— DATA FOR PROCESSING —
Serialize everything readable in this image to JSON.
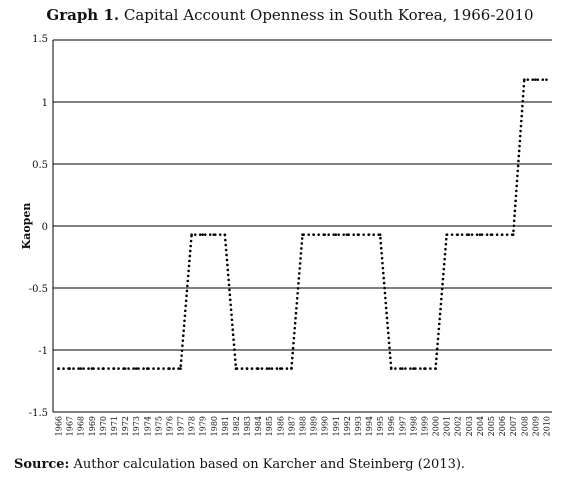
{
  "title_prefix": "Graph 1.",
  "title_text": "Capital Account Openness in South Korea, 1966-2010",
  "source_prefix": "Source:",
  "source_text": "Author calculation based on Karcher and Steinberg (2013).",
  "chart_data": {
    "type": "line",
    "title": "Graph 1. Capital Account Openness in South Korea, 1966-2010",
    "xlabel": "",
    "ylabel": "Kaopen",
    "ylim": [
      -1.5,
      1.5
    ],
    "yticks": [
      1.5,
      1,
      0.5,
      0,
      -0.5,
      -1,
      -1.5
    ],
    "ytick_labels": [
      "1.5",
      "1",
      "0.5",
      "0",
      "-0.5",
      "-1",
      "-1.5"
    ],
    "grid": "horizontal",
    "line_style": "dotted",
    "line_color": "#000000",
    "x": [
      1966,
      1967,
      1968,
      1969,
      1970,
      1971,
      1972,
      1973,
      1974,
      1975,
      1976,
      1977,
      1978,
      1979,
      1980,
      1981,
      1982,
      1983,
      1984,
      1985,
      1986,
      1987,
      1988,
      1989,
      1990,
      1991,
      1992,
      1993,
      1994,
      1995,
      1996,
      1997,
      1998,
      1999,
      2000,
      2001,
      2002,
      2003,
      2004,
      2005,
      2006,
      2007,
      2008,
      2009,
      2010
    ],
    "series": [
      {
        "values": [
          -1.15,
          -1.15,
          -1.15,
          -1.15,
          -1.15,
          -1.15,
          -1.15,
          -1.15,
          -1.15,
          -1.15,
          -1.15,
          -1.15,
          -0.07,
          -0.07,
          -0.07,
          -0.07,
          -1.15,
          -1.15,
          -1.15,
          -1.15,
          -1.15,
          -1.15,
          -0.07,
          -0.07,
          -0.07,
          -0.07,
          -0.07,
          -0.07,
          -0.07,
          -0.07,
          -1.15,
          -1.15,
          -1.15,
          -1.15,
          -1.15,
          -0.07,
          -0.07,
          -0.07,
          -0.07,
          -0.07,
          -0.07,
          -0.07,
          1.18,
          1.18,
          1.18
        ]
      }
    ]
  }
}
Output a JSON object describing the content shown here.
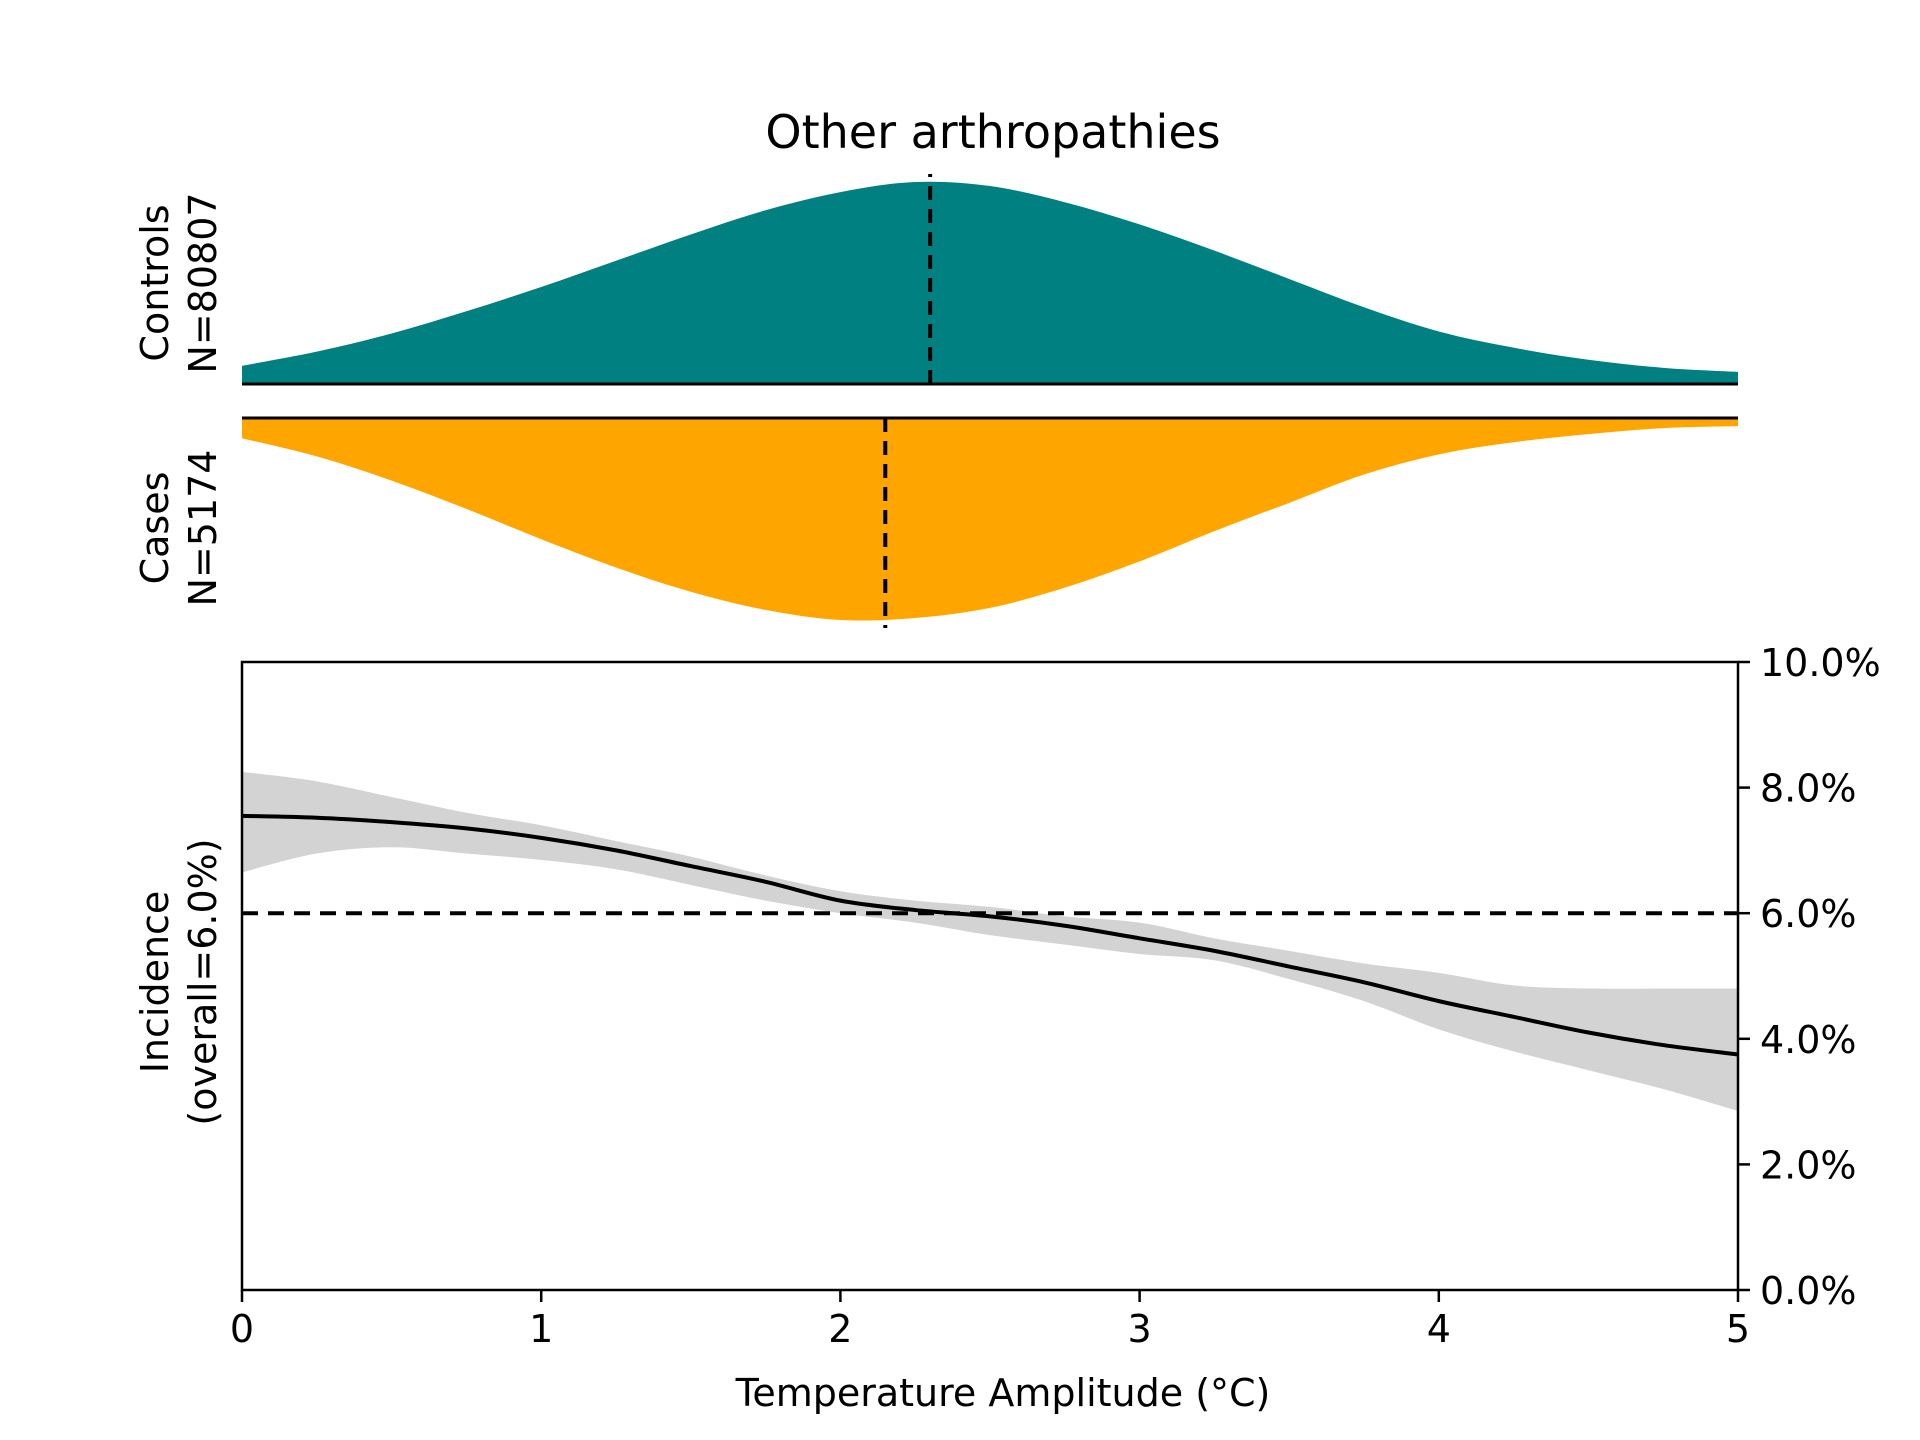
{
  "chart_data": [
    {
      "type": "area",
      "panel": "controls-density",
      "title": "Other arthropathies",
      "ylabel_lines": [
        "Controls",
        "N=80807"
      ],
      "color": "#008080",
      "mean_line": 2.3,
      "x": [
        0,
        0.25,
        0.5,
        0.75,
        1.0,
        1.25,
        1.5,
        1.75,
        2.0,
        2.25,
        2.5,
        2.75,
        3.0,
        3.25,
        3.5,
        3.75,
        4.0,
        4.25,
        4.5,
        4.75,
        5.0
      ],
      "values": [
        0.09,
        0.16,
        0.25,
        0.36,
        0.48,
        0.61,
        0.74,
        0.86,
        0.95,
        1.0,
        0.98,
        0.9,
        0.79,
        0.66,
        0.52,
        0.38,
        0.26,
        0.18,
        0.12,
        0.08,
        0.06
      ]
    },
    {
      "type": "area",
      "panel": "cases-density",
      "ylabel_lines": [
        "Cases",
        "N=5174"
      ],
      "color": "#FFA500",
      "mean_line": 2.15,
      "x": [
        0,
        0.25,
        0.5,
        0.75,
        1.0,
        1.25,
        1.5,
        1.75,
        2.0,
        2.25,
        2.5,
        2.75,
        3.0,
        3.25,
        3.5,
        3.75,
        4.0,
        4.25,
        4.5,
        4.75,
        5.0
      ],
      "values": [
        0.1,
        0.19,
        0.31,
        0.45,
        0.6,
        0.74,
        0.86,
        0.95,
        1.0,
        0.99,
        0.94,
        0.84,
        0.71,
        0.56,
        0.42,
        0.28,
        0.18,
        0.12,
        0.08,
        0.05,
        0.04
      ]
    },
    {
      "type": "line",
      "panel": "incidence",
      "xlabel": "Temperature Amplitude (°C)",
      "ylabel_lines": [
        "Incidence",
        "(overall=6.0%)"
      ],
      "xlim": [
        0,
        5
      ],
      "ylim": [
        0,
        10
      ],
      "xticks": [
        0,
        1,
        2,
        3,
        4,
        5
      ],
      "yticks": [
        0,
        2,
        4,
        6,
        8,
        10
      ],
      "ytick_labels": [
        "0.0%",
        "2.0%",
        "4.0%",
        "6.0%",
        "8.0%",
        "10.0%"
      ],
      "reference_line": 6.0,
      "band_color": "#d3d3d3",
      "series": [
        {
          "x": [
            0,
            0.25,
            0.5,
            0.75,
            1.0,
            1.25,
            1.5,
            1.75,
            2.0,
            2.25,
            2.5,
            2.75,
            3.0,
            3.25,
            3.5,
            3.75,
            4.0,
            4.25,
            4.5,
            4.75,
            5.0
          ],
          "values": [
            7.55,
            7.52,
            7.45,
            7.35,
            7.2,
            7.0,
            6.75,
            6.5,
            6.2,
            6.05,
            5.95,
            5.8,
            5.6,
            5.4,
            5.15,
            4.9,
            4.6,
            4.35,
            4.1,
            3.9,
            3.75
          ],
          "lower": [
            6.65,
            6.95,
            7.05,
            6.95,
            6.85,
            6.7,
            6.45,
            6.2,
            6.0,
            5.85,
            5.65,
            5.5,
            5.35,
            5.25,
            4.95,
            4.6,
            4.15,
            3.8,
            3.5,
            3.2,
            2.85
          ],
          "upper": [
            8.25,
            8.1,
            7.85,
            7.6,
            7.4,
            7.15,
            6.9,
            6.6,
            6.35,
            6.2,
            6.1,
            5.95,
            5.85,
            5.6,
            5.4,
            5.2,
            5.05,
            4.85,
            4.8,
            4.8,
            4.8
          ]
        }
      ]
    }
  ]
}
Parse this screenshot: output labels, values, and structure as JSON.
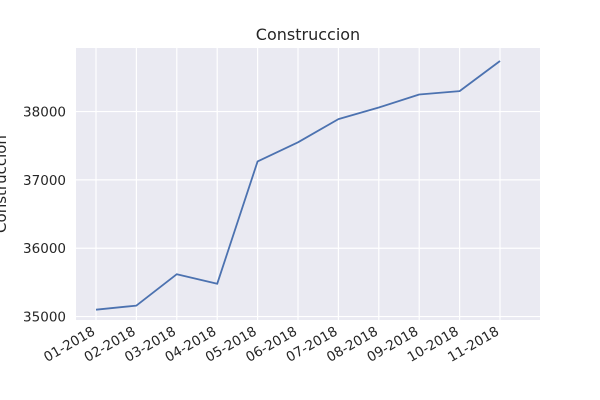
{
  "chart_data": {
    "type": "line",
    "title": "Construccion",
    "xlabel": "",
    "ylabel": "Construccion",
    "categories": [
      "01-2018",
      "02-2018",
      "03-2018",
      "04-2018",
      "05-2018",
      "06-2018",
      "07-2018",
      "08-2018",
      "09-2018",
      "10-2018",
      "11-2018"
    ],
    "series": [
      {
        "name": "",
        "values": [
          35100,
          35160,
          35620,
          35480,
          37270,
          37550,
          37890,
          38060,
          38250,
          38300,
          38740
        ],
        "color": "#4c72b0"
      }
    ],
    "y_ticks": [
      35000,
      36000,
      37000,
      38000
    ],
    "y_tick_labels": [
      "35000",
      "36000",
      "37000",
      "38000"
    ],
    "ylim": [
      34950,
      38930
    ],
    "grid": true,
    "background": "#eaeaf2",
    "legend": "none"
  }
}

— TASK DETAILS —
Copy, from the material, each line that holds the string "panel".

— SOLVED EXERCISE —
      "panel": "controls-density",
      "panel": "cases-density",
      "panel": "incidence",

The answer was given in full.